[INPUT MATERIAL start]

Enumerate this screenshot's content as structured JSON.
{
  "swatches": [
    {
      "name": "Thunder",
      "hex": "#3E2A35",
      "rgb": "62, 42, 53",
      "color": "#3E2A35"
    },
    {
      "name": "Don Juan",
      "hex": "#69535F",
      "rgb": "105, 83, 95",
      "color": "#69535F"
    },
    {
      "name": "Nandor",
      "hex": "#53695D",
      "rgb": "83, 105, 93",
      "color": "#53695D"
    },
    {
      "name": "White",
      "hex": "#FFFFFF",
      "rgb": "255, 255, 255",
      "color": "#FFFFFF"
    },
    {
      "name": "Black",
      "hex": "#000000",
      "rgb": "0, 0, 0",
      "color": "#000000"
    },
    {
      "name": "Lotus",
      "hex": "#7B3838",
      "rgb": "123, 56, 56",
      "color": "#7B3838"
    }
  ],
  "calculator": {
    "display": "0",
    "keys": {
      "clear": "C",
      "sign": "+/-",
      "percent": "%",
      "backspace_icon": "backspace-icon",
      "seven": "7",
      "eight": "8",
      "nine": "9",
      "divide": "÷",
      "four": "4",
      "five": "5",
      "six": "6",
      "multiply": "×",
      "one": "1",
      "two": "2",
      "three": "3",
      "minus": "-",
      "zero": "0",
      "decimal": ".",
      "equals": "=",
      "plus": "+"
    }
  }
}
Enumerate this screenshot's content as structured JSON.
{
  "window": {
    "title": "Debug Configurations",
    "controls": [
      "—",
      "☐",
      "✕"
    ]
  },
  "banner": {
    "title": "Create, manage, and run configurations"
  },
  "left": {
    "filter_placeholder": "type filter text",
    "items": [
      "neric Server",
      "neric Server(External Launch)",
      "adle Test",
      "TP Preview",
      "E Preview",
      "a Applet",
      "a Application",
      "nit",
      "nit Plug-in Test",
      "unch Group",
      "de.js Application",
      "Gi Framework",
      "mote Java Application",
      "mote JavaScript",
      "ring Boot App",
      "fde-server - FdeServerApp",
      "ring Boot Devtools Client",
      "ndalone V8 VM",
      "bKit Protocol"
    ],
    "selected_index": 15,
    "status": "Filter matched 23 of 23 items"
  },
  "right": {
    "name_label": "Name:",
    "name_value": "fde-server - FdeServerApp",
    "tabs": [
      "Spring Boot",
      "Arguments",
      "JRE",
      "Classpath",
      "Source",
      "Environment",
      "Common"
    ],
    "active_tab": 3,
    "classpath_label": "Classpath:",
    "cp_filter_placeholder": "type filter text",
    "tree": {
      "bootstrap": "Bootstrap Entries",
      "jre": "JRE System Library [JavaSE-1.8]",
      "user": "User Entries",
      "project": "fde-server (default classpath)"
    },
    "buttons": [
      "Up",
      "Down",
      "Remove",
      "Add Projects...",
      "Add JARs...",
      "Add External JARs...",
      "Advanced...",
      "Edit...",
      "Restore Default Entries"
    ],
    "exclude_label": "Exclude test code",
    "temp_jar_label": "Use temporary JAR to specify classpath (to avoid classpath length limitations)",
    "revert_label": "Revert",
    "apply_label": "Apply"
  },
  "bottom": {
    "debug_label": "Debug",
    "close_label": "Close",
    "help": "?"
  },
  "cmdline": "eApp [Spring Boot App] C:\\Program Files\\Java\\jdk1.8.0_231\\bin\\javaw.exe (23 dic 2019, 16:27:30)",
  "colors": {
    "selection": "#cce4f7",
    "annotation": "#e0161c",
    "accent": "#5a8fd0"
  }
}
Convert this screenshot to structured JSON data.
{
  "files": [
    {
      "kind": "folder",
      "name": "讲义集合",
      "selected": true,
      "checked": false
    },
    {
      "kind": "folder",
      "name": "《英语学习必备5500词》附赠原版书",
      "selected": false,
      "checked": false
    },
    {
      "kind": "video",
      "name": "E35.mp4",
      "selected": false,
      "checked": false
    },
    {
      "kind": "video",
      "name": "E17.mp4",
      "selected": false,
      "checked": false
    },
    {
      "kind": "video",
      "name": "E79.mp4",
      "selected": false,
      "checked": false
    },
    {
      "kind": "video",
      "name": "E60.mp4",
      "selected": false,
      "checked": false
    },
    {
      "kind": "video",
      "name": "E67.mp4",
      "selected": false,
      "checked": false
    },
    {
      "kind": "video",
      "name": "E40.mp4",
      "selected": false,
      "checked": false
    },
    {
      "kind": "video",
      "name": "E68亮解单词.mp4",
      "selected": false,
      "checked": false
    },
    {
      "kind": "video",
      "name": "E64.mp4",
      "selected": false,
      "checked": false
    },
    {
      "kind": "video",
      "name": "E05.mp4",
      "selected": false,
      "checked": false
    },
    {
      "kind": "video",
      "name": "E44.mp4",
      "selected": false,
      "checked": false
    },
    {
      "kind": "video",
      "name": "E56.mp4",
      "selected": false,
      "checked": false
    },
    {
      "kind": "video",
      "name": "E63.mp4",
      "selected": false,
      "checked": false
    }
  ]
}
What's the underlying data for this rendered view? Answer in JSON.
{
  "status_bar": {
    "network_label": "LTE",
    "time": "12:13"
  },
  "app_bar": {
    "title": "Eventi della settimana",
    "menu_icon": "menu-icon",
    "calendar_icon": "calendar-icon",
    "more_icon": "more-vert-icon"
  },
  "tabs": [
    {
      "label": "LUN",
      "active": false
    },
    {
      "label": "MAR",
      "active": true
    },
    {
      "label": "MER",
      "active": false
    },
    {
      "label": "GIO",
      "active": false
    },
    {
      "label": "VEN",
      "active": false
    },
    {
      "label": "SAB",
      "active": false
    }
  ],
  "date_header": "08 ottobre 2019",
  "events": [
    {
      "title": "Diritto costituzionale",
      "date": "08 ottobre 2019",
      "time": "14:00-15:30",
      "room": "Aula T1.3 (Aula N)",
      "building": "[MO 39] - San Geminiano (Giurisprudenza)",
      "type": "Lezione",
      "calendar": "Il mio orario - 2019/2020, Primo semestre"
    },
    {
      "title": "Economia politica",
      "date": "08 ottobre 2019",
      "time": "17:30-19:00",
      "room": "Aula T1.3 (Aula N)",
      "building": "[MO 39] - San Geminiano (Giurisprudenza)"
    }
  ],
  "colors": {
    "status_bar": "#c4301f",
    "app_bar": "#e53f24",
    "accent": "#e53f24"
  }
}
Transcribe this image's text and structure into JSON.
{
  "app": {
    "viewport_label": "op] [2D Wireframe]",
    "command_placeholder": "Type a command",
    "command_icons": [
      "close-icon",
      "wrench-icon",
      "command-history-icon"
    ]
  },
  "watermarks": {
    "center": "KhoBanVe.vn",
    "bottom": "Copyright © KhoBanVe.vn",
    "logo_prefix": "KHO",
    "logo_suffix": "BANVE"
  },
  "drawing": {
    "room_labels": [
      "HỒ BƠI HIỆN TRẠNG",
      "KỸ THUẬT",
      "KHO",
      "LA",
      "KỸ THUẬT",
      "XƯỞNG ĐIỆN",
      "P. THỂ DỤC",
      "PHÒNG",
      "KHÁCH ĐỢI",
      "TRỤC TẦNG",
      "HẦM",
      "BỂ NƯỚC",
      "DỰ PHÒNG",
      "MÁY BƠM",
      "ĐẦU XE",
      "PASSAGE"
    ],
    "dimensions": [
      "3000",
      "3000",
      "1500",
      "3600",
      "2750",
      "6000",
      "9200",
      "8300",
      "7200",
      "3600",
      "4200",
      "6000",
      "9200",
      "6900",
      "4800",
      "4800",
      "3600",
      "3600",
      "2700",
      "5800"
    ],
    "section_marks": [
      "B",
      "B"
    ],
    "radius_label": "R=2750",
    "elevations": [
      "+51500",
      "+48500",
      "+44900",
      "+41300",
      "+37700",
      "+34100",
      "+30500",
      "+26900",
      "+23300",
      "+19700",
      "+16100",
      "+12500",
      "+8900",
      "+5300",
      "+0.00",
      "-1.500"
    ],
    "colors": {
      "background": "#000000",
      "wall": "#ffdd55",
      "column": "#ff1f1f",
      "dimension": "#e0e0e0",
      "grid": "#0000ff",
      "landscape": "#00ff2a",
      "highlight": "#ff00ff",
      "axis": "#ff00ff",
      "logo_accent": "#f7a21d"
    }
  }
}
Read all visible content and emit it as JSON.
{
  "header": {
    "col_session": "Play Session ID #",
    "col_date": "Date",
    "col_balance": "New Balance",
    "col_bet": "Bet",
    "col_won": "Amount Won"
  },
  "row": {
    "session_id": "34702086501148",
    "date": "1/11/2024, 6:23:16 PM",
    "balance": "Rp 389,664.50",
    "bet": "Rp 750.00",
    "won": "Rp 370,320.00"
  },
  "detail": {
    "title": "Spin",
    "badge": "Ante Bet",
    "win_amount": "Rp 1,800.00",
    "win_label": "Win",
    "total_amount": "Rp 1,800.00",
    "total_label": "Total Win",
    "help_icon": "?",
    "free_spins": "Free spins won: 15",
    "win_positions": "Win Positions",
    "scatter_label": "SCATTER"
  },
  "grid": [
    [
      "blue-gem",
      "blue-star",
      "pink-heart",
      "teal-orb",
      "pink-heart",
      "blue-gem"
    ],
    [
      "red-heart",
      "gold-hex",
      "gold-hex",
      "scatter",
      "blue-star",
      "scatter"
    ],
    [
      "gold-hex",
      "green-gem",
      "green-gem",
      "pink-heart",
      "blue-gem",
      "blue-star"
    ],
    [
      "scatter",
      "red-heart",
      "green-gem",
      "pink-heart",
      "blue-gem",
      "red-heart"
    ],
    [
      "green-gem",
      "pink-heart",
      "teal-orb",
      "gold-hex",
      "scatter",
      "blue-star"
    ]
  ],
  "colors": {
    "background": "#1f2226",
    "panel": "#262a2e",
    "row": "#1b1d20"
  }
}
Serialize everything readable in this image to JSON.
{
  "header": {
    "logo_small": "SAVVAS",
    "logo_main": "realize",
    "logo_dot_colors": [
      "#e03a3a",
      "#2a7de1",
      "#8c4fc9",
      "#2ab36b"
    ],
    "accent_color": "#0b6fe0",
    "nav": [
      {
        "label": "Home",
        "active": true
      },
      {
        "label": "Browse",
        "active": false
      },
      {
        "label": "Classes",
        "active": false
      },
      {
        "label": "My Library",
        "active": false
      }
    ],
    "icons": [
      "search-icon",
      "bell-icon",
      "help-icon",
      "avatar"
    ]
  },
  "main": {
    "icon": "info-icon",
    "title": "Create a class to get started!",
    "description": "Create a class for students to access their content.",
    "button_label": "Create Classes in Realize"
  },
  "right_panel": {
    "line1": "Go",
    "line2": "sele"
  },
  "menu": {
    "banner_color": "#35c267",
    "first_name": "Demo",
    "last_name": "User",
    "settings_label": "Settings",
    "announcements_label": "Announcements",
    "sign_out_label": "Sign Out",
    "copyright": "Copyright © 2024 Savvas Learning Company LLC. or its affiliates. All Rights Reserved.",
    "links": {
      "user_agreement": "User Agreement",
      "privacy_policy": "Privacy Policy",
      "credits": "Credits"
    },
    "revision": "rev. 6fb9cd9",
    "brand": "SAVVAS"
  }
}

[INPUT MATERIAL end]

- _WHAT IS REQUIRED_:
Pick every line with "title" in it and copy it.

- _REPLY TO THE TASK_:
    "title": "Debug Configurations",
    "title": "Create, manage, and run configurations"
    "title": "Eventi della settimana",
      "title": "Diritto costituzionale",
      "title": "Economia politica",
    "title": "Spin",
    "title": "Create a class to get started!",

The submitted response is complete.